Write out the data below in full, unchanged, minus the images.

———

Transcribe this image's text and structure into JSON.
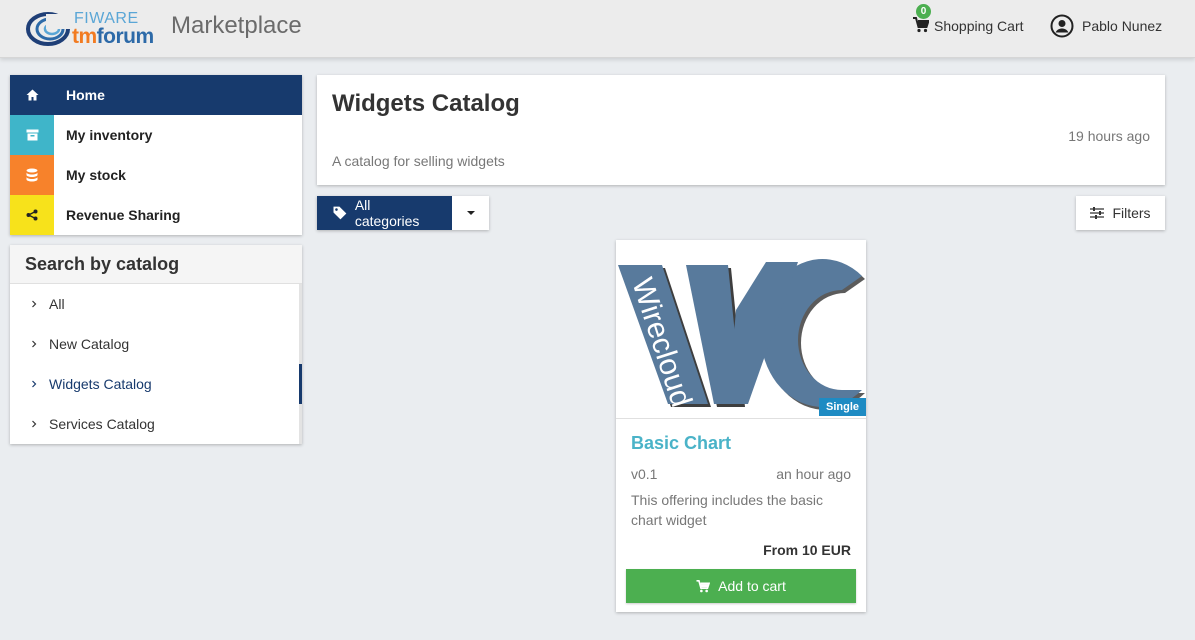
{
  "header": {
    "logo_top": "FIWARE",
    "logo_bottom_tm": "tm",
    "logo_bottom_forum": "forum",
    "app_title": "Marketplace",
    "cart_count": "0",
    "cart_label": "Shopping Cart",
    "user_name": "Pablo Nunez"
  },
  "nav": {
    "items": [
      {
        "label": "Home",
        "icon": "home-icon",
        "color": "#173a6d"
      },
      {
        "label": "My inventory",
        "icon": "archive-icon",
        "color": "#3fb5c9"
      },
      {
        "label": "My stock",
        "icon": "database-icon",
        "color": "#f7822b"
      },
      {
        "label": "Revenue Sharing",
        "icon": "share-icon",
        "color": "#f7e21b"
      }
    ]
  },
  "catalog_panel": {
    "title": "Search by catalog",
    "items": [
      {
        "label": "All"
      },
      {
        "label": "New Catalog"
      },
      {
        "label": "Widgets Catalog"
      },
      {
        "label": "Services Catalog"
      }
    ]
  },
  "catalog_info": {
    "title": "Widgets Catalog",
    "time": "19 hours ago",
    "description": "A catalog for selling widgets"
  },
  "toolbar": {
    "category_label": "All categories",
    "filters_label": "Filters"
  },
  "offering": {
    "image_text": "Wirecloud",
    "badge": "Single",
    "title": "Basic Chart",
    "version": "v0.1",
    "time": "an hour ago",
    "description": "This offering includes the basic chart widget",
    "price": "From 10 EUR",
    "add_label": "Add to cart"
  }
}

———

■ Solution for this exercise
Transcribe this image's text and structure into JSON.
{
  "header": {
    "logo_top": "FIWARE",
    "logo_bottom_tm": "tm",
    "logo_bottom_forum": "forum",
    "app_title": "Marketplace",
    "cart_count": "0",
    "cart_label": "Shopping Cart",
    "user_name": "Pablo Nunez"
  },
  "nav": {
    "items": [
      {
        "label": "Home",
        "icon": "home-icon",
        "color": "#173a6d"
      },
      {
        "label": "My inventory",
        "icon": "archive-icon",
        "color": "#3fb5c9"
      },
      {
        "label": "My stock",
        "icon": "database-icon",
        "color": "#f7822b"
      },
      {
        "label": "Revenue Sharing",
        "icon": "share-icon",
        "color": "#f7e21b"
      }
    ]
  },
  "catalog_panel": {
    "title": "Search by catalog",
    "items": [
      {
        "label": "All"
      },
      {
        "label": "New Catalog"
      },
      {
        "label": "Widgets Catalog"
      },
      {
        "label": "Services Catalog"
      }
    ]
  },
  "catalog_info": {
    "title": "Widgets Catalog",
    "time": "19 hours ago",
    "description": "A catalog for selling widgets"
  },
  "toolbar": {
    "category_label": "All categories",
    "filters_label": "Filters"
  },
  "offering": {
    "image_text": "Wirecloud",
    "badge": "Single",
    "title": "Basic Chart",
    "version": "v0.1",
    "time": "an hour ago",
    "description": "This offering includes the basic chart widget",
    "price": "From 10 EUR",
    "add_label": "Add to cart"
  }
}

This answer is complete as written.